>>>>
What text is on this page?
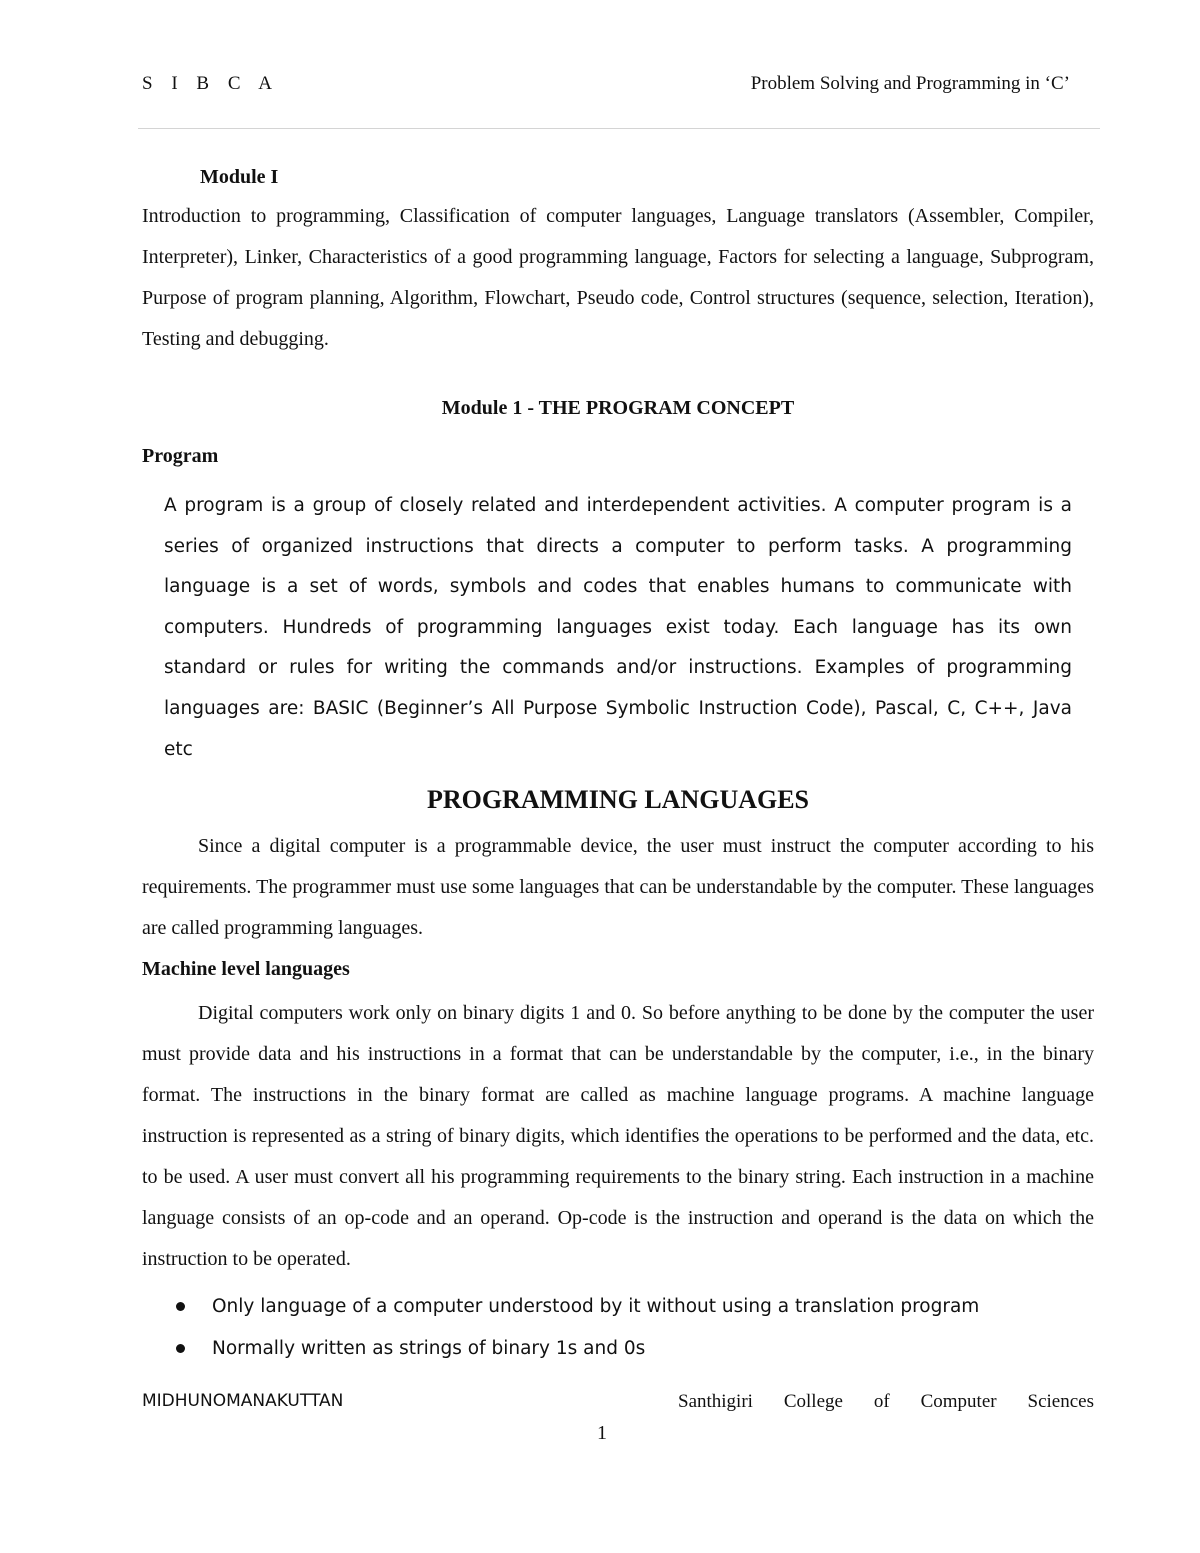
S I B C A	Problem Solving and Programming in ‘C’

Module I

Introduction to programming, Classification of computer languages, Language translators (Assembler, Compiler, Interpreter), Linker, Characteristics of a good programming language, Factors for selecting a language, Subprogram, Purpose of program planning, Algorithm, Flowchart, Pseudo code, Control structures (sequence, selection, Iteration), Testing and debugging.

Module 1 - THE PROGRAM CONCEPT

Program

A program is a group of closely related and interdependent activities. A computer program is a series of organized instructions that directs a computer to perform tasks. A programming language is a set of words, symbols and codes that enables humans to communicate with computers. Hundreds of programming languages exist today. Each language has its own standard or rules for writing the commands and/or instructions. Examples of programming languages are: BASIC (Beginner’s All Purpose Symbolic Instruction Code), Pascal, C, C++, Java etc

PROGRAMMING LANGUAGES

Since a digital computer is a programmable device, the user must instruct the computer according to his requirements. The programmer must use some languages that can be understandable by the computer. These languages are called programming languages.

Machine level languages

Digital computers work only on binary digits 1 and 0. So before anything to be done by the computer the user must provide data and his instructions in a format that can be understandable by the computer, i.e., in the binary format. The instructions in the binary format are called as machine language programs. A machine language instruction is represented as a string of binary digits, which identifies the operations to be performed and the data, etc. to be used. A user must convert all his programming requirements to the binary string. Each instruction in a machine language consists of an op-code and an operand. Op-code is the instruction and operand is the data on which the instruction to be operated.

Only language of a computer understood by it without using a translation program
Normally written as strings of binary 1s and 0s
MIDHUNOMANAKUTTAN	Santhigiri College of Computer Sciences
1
<<<<
>>>>
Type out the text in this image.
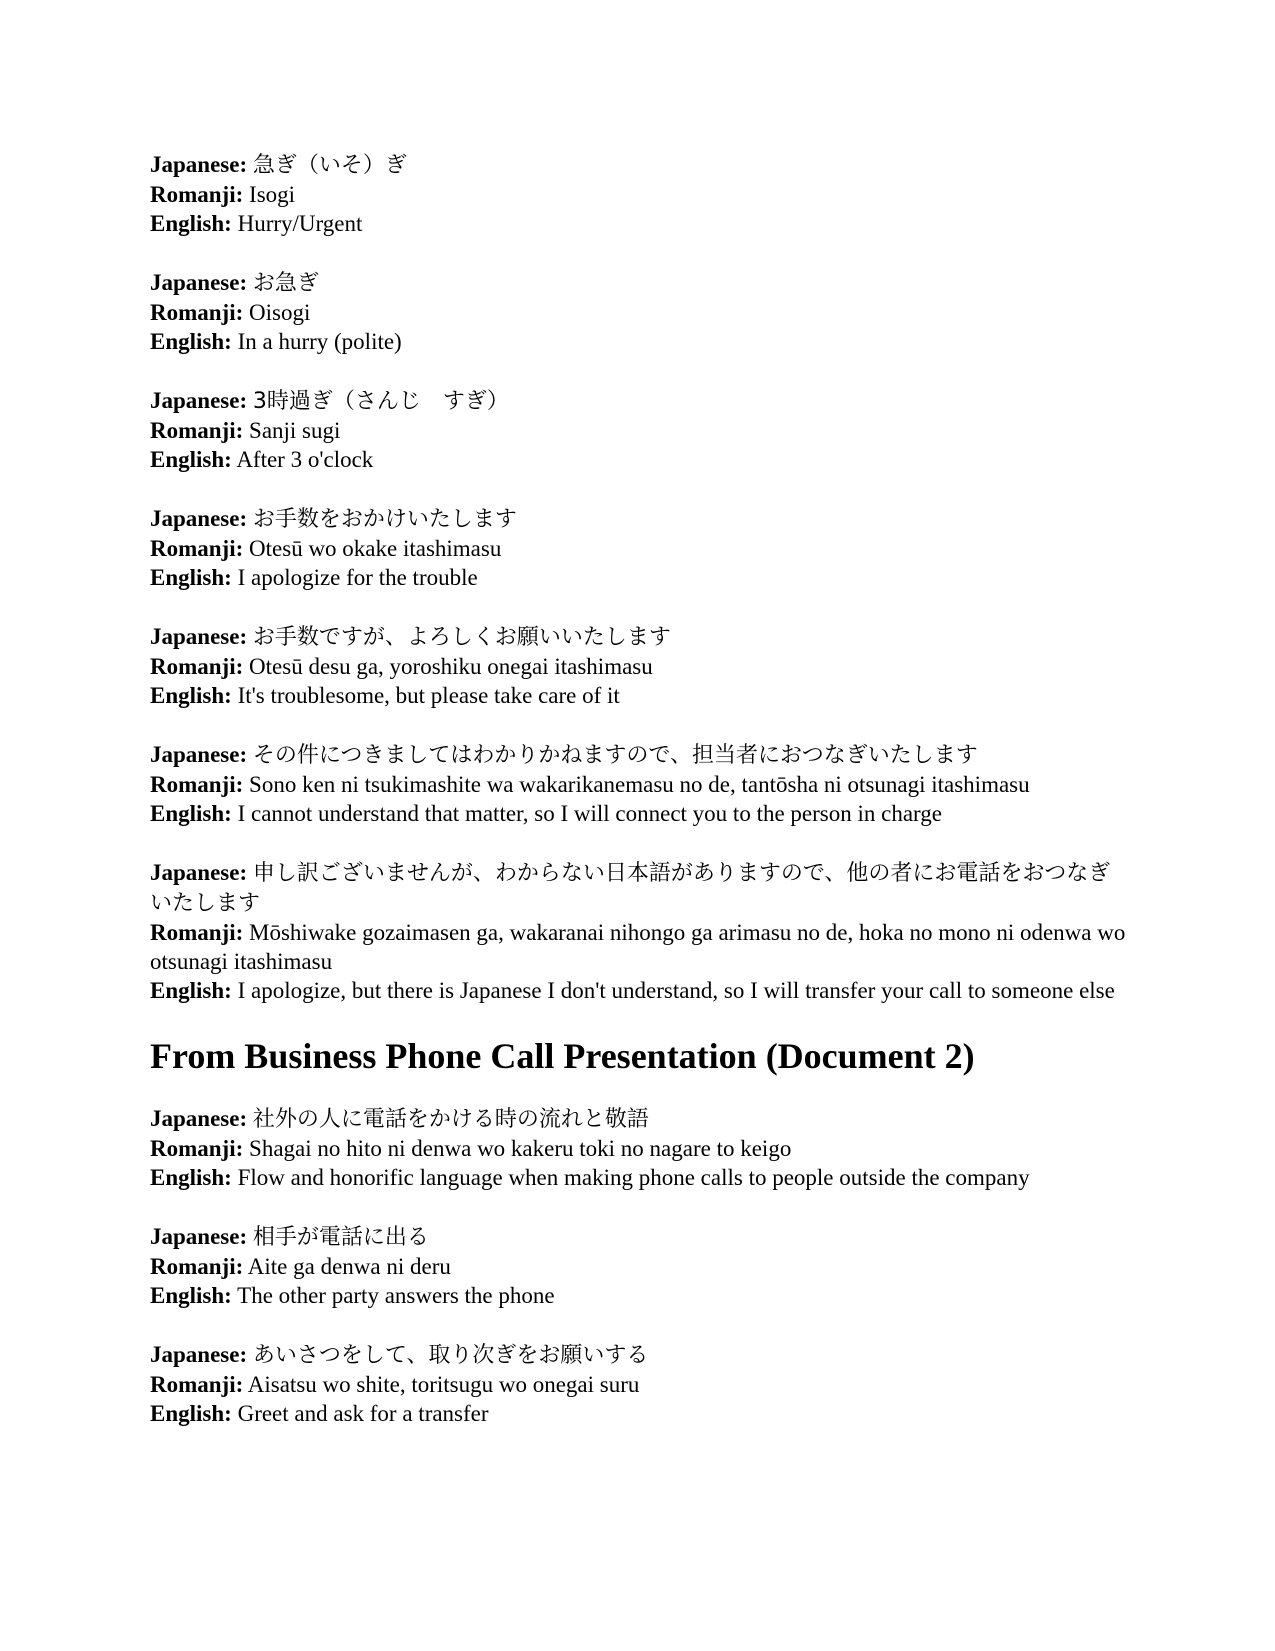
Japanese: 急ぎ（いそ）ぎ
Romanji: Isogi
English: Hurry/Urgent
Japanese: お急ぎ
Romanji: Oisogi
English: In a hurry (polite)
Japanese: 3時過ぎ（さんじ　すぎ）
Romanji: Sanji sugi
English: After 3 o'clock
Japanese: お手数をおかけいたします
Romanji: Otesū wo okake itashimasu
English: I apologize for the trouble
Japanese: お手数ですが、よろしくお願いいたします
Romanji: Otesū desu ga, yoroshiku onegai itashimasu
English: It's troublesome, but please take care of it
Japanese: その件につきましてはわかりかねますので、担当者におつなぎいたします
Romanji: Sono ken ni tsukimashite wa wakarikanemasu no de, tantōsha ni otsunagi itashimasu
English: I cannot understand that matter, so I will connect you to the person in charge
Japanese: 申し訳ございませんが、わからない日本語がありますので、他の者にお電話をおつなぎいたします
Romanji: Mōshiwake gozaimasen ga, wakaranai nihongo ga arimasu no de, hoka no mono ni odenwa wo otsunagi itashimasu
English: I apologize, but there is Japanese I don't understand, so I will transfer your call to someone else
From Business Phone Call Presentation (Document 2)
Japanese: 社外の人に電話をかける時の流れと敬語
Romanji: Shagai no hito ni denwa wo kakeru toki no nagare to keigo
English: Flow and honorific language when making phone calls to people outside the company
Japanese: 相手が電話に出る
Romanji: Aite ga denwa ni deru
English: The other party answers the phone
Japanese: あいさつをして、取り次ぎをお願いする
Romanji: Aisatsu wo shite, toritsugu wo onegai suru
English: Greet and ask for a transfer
<<<<
> Work required
Return all the lines that contain the string "Romanji".

> Result of the exercise
Romanji: Isogi
Romanji: Oisogi
Romanji: Sanji sugi
Romanji: Otesū wo okake itashimasu
Romanji: Otesū desu ga, yoroshiku onegai itashimasu
Romanji: Sono ken ni tsukimashite wa wakarikanemasu no de, tantōsha ni otsunagi itashimasu
Romanji: Mōshiwake gozaimasen ga, wakaranai nihongo ga arimasu no de, hoka no mono ni odenwa wo otsunagi itashimasu
Romanji: Shagai no hito ni denwa wo kakeru toki no nagare to keigo
Romanji: Aite ga denwa ni deru
Romanji: Aisatsu wo shite, toritsugu wo onegai suru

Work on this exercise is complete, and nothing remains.